Instructions to follow: Write the material out again exactly.

(Dataset items)
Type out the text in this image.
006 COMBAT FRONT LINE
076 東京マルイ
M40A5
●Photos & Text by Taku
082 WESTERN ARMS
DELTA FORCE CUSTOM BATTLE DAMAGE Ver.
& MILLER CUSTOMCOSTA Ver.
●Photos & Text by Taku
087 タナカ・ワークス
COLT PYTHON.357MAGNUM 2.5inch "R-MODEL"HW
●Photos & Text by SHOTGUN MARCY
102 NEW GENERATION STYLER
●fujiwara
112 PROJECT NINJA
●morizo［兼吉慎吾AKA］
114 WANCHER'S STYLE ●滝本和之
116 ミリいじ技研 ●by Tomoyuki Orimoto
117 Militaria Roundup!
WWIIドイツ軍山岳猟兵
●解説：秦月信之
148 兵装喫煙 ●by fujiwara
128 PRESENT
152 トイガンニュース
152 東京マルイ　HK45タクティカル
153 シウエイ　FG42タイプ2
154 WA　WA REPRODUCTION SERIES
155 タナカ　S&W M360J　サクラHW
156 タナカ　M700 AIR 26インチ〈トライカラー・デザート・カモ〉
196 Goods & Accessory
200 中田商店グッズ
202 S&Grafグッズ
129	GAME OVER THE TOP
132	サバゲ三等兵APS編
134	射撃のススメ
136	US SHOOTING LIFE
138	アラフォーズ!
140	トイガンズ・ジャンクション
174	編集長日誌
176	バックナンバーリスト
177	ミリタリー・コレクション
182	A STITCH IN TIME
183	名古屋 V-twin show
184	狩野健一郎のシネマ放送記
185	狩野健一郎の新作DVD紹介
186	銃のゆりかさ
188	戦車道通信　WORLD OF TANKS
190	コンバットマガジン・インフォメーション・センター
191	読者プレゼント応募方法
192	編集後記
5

The solution:
Type out the text in this image.
006 COMBAT FRONT LINE
076 東京マルイ
M40A5
●Photos & Text by Taku
082 WESTERN ARMS
DELTA FORCE CUSTOM BATTLE DAMAGE Ver.
& MILLER CUSTOMCOSTA Ver.
●Photos & Text by Taku
087 タナカ・ワークス
COLT PYTHON.357MAGNUM 2.5inch "R-MODEL"HW
●Photos & Text by SHOTGUN MARCY
102 NEW GENERATION STYLER
●fujiwara
112 PROJECT NINJA
●morizo［兼吉慎吾AKA］
114 WANCHER'S STYLE ●滝本和之
116 ミリいじ技研 ●by Tomoyuki Orimoto
117 Militaria Roundup!
WWIIドイツ軍山岳猟兵
●解説：秦月信之
148 兵装喫煙 ●by fujiwara
128 PRESENT
152 トイガンニュース
152 東京マルイ　HK45タクティカル
153 シウエイ　FG42タイプ2
154 WA　WA REPRODUCTION SERIES
155 タナカ　S&W M360J　サクラHW
156 タナカ　M700 AIR 26インチ〈トライカラー・デザート・カモ〉
196 Goods & Accessory
200 中田商店グッズ
202 S&Grafグッズ
129	GAME OVER THE TOP
132	サバゲ三等兵APS編
134	射撃のススメ
136	US SHOOTING LIFE
138	アラフォーズ!
140	トイガンズ・ジャンクション
174	編集長日誌
176	バックナンバーリスト
177	ミリタリー・コレクション
182	A STITCH IN TIME
183	名古屋 V-twin show
184	狩野健一郎のシネマ放送記
185	狩野健一郎の新作DVD紹介
186	銃のゆりかさ
188	戦車道通信　WORLD OF TANKS
190	コンバットマガジン・インフォメーション・センター
191	読者プレゼント応募方法
192	編集後記
5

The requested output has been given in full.